_Work required_
Print the listing that follows, character for character.

------------------------------------------------

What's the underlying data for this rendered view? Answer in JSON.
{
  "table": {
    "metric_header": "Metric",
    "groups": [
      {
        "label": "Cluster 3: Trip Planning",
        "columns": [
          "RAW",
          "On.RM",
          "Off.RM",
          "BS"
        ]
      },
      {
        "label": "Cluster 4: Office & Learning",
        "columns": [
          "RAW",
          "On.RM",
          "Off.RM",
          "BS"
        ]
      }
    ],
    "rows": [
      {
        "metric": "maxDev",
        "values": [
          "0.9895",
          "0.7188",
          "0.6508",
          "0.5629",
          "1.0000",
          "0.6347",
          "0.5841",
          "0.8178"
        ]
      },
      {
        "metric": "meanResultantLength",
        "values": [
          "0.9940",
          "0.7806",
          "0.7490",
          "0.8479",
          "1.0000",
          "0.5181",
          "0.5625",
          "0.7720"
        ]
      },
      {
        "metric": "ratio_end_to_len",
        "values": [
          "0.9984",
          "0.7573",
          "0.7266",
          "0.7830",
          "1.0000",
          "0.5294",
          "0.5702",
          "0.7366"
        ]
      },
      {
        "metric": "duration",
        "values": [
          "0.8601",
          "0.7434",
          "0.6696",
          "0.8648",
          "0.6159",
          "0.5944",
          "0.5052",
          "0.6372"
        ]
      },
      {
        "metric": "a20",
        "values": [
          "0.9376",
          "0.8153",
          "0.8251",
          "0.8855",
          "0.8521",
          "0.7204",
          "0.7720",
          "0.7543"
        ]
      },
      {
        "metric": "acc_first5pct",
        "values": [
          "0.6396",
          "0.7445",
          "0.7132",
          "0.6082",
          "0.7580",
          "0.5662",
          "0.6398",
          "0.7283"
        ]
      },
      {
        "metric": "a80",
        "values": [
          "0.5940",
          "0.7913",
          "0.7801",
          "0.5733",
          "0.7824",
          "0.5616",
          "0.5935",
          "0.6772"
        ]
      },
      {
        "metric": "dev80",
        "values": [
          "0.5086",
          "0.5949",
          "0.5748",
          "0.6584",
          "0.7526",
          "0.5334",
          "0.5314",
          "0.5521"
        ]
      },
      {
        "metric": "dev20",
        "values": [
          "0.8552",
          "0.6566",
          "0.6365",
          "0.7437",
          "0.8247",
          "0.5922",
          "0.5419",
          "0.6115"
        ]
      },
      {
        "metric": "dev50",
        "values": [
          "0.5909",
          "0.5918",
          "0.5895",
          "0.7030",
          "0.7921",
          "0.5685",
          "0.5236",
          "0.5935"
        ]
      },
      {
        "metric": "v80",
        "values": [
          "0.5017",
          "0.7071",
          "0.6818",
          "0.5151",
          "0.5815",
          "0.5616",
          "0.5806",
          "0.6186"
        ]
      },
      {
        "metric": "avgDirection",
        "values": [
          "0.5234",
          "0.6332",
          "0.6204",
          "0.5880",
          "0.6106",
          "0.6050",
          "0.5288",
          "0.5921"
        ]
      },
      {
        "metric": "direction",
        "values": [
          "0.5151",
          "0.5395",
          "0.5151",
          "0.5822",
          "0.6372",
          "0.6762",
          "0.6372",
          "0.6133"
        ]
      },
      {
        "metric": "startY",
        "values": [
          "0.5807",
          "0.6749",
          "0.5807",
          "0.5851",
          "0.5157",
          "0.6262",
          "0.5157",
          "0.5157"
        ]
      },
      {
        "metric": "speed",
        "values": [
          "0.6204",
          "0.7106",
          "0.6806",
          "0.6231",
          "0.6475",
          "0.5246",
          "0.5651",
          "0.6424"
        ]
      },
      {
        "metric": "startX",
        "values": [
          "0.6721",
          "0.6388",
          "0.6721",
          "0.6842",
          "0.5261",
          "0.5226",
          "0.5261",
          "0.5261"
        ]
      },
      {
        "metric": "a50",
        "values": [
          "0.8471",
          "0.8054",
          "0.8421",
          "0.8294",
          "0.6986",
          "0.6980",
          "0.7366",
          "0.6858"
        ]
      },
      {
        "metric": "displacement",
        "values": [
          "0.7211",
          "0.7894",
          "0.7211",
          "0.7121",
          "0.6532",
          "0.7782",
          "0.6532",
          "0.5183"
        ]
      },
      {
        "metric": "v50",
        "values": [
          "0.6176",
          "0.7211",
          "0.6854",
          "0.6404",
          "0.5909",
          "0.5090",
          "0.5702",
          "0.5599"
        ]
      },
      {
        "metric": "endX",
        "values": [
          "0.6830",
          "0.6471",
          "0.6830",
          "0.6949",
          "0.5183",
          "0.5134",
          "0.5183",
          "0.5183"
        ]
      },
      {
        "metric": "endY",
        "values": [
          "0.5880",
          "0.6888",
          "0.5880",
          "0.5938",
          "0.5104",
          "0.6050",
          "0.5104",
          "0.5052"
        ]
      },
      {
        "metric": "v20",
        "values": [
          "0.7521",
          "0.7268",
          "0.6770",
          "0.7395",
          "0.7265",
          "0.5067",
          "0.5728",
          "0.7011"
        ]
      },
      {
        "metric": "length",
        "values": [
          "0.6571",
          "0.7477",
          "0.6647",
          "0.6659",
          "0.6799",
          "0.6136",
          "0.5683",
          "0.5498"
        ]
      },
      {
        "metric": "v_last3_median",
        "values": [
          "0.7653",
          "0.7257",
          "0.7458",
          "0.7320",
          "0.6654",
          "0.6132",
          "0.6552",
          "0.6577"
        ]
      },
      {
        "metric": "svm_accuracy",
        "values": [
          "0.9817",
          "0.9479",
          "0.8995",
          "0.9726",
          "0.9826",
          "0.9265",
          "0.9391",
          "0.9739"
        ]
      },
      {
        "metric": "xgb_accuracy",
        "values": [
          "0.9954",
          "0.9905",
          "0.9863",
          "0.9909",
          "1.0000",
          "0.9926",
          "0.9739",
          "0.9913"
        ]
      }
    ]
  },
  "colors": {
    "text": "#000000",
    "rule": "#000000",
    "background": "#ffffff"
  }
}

------------------------------------------------

_Response below_
What's the underlying data for this rendered view? Answer in JSON.
{
  "table": {
    "metric_header": "Metric",
    "groups": [
      {
        "label": "Cluster 3: Trip Planning",
        "columns": [
          "RAW",
          "On.RM",
          "Off.RM",
          "BS"
        ]
      },
      {
        "label": "Cluster 4: Office & Learning",
        "columns": [
          "RAW",
          "On.RM",
          "Off.RM",
          "BS"
        ]
      }
    ],
    "rows": [
      {
        "metric": "maxDev",
        "values": [
          "0.9895",
          "0.7188",
          "0.6508",
          "0.5629",
          "1.0000",
          "0.6347",
          "0.5841",
          "0.8178"
        ]
      },
      {
        "metric": "meanResultantLength",
        "values": [
          "0.9940",
          "0.7806",
          "0.7490",
          "0.8479",
          "1.0000",
          "0.5181",
          "0.5625",
          "0.7720"
        ]
      },
      {
        "metric": "ratio_end_to_len",
        "values": [
          "0.9984",
          "0.7573",
          "0.7266",
          "0.7830",
          "1.0000",
          "0.5294",
          "0.5702",
          "0.7366"
        ]
      },
      {
        "metric": "duration",
        "values": [
          "0.8601",
          "0.7434",
          "0.6696",
          "0.8648",
          "0.6159",
          "0.5944",
          "0.5052",
          "0.6372"
        ]
      },
      {
        "metric": "a20",
        "values": [
          "0.9376",
          "0.8153",
          "0.8251",
          "0.8855",
          "0.8521",
          "0.7204",
          "0.7720",
          "0.7543"
        ]
      },
      {
        "metric": "acc_first5pct",
        "values": [
          "0.6396",
          "0.7445",
          "0.7132",
          "0.6082",
          "0.7580",
          "0.5662",
          "0.6398",
          "0.7283"
        ]
      },
      {
        "metric": "a80",
        "values": [
          "0.5940",
          "0.7913",
          "0.7801",
          "0.5733",
          "0.7824",
          "0.5616",
          "0.5935",
          "0.6772"
        ]
      },
      {
        "metric": "dev80",
        "values": [
          "0.5086",
          "0.5949",
          "0.5748",
          "0.6584",
          "0.7526",
          "0.5334",
          "0.5314",
          "0.5521"
        ]
      },
      {
        "metric": "dev20",
        "values": [
          "0.8552",
          "0.6566",
          "0.6365",
          "0.7437",
          "0.8247",
          "0.5922",
          "0.5419",
          "0.6115"
        ]
      },
      {
        "metric": "dev50",
        "values": [
          "0.5909",
          "0.5918",
          "0.5895",
          "0.7030",
          "0.7921",
          "0.5685",
          "0.5236",
          "0.5935"
        ]
      },
      {
        "metric": "v80",
        "values": [
          "0.5017",
          "0.7071",
          "0.6818",
          "0.5151",
          "0.5815",
          "0.5616",
          "0.5806",
          "0.6186"
        ]
      },
      {
        "metric": "avgDirection",
        "values": [
          "0.5234",
          "0.6332",
          "0.6204",
          "0.5880",
          "0.6106",
          "0.6050",
          "0.5288",
          "0.5921"
        ]
      },
      {
        "metric": "direction",
        "values": [
          "0.5151",
          "0.5395",
          "0.5151",
          "0.5822",
          "0.6372",
          "0.6762",
          "0.6372",
          "0.6133"
        ]
      },
      {
        "metric": "startY",
        "values": [
          "0.5807",
          "0.6749",
          "0.5807",
          "0.5851",
          "0.5157",
          "0.6262",
          "0.5157",
          "0.5157"
        ]
      },
      {
        "metric": "speed",
        "values": [
          "0.6204",
          "0.7106",
          "0.6806",
          "0.6231",
          "0.6475",
          "0.5246",
          "0.5651",
          "0.6424"
        ]
      },
      {
        "metric": "startX",
        "values": [
          "0.6721",
          "0.6388",
          "0.6721",
          "0.6842",
          "0.5261",
          "0.5226",
          "0.5261",
          "0.5261"
        ]
      },
      {
        "metric": "a50",
        "values": [
          "0.8471",
          "0.8054",
          "0.8421",
          "0.8294",
          "0.6986",
          "0.6980",
          "0.7366",
          "0.6858"
        ]
      },
      {
        "metric": "displacement",
        "values": [
          "0.7211",
          "0.7894",
          "0.7211",
          "0.7121",
          "0.6532",
          "0.7782",
          "0.6532",
          "0.5183"
        ]
      },
      {
        "metric": "v50",
        "values": [
          "0.6176",
          "0.7211",
          "0.6854",
          "0.6404",
          "0.5909",
          "0.5090",
          "0.5702",
          "0.5599"
        ]
      },
      {
        "metric": "endX",
        "values": [
          "0.6830",
          "0.6471",
          "0.6830",
          "0.6949",
          "0.5183",
          "0.5134",
          "0.5183",
          "0.5183"
        ]
      },
      {
        "metric": "endY",
        "values": [
          "0.5880",
          "0.6888",
          "0.5880",
          "0.5938",
          "0.5104",
          "0.6050",
          "0.5104",
          "0.5052"
        ]
      },
      {
        "metric": "v20",
        "values": [
          "0.7521",
          "0.7268",
          "0.6770",
          "0.7395",
          "0.7265",
          "0.5067",
          "0.5728",
          "0.7011"
        ]
      },
      {
        "metric": "length",
        "values": [
          "0.6571",
          "0.7477",
          "0.6647",
          "0.6659",
          "0.6799",
          "0.6136",
          "0.5683",
          "0.5498"
        ]
      },
      {
        "metric": "v_last3_median",
        "values": [
          "0.7653",
          "0.7257",
          "0.7458",
          "0.7320",
          "0.6654",
          "0.6132",
          "0.6552",
          "0.6577"
        ]
      },
      {
        "metric": "svm_accuracy",
        "values": [
          "0.9817",
          "0.9479",
          "0.8995",
          "0.9726",
          "0.9826",
          "0.9265",
          "0.9391",
          "0.9739"
        ]
      },
      {
        "metric": "xgb_accuracy",
        "values": [
          "0.9954",
          "0.9905",
          "0.9863",
          "0.9909",
          "1.0000",
          "0.9926",
          "0.9739",
          "0.9913"
        ]
      }
    ]
  },
  "colors": {
    "text": "#000000",
    "rule": "#000000",
    "background": "#ffffff"
  }
}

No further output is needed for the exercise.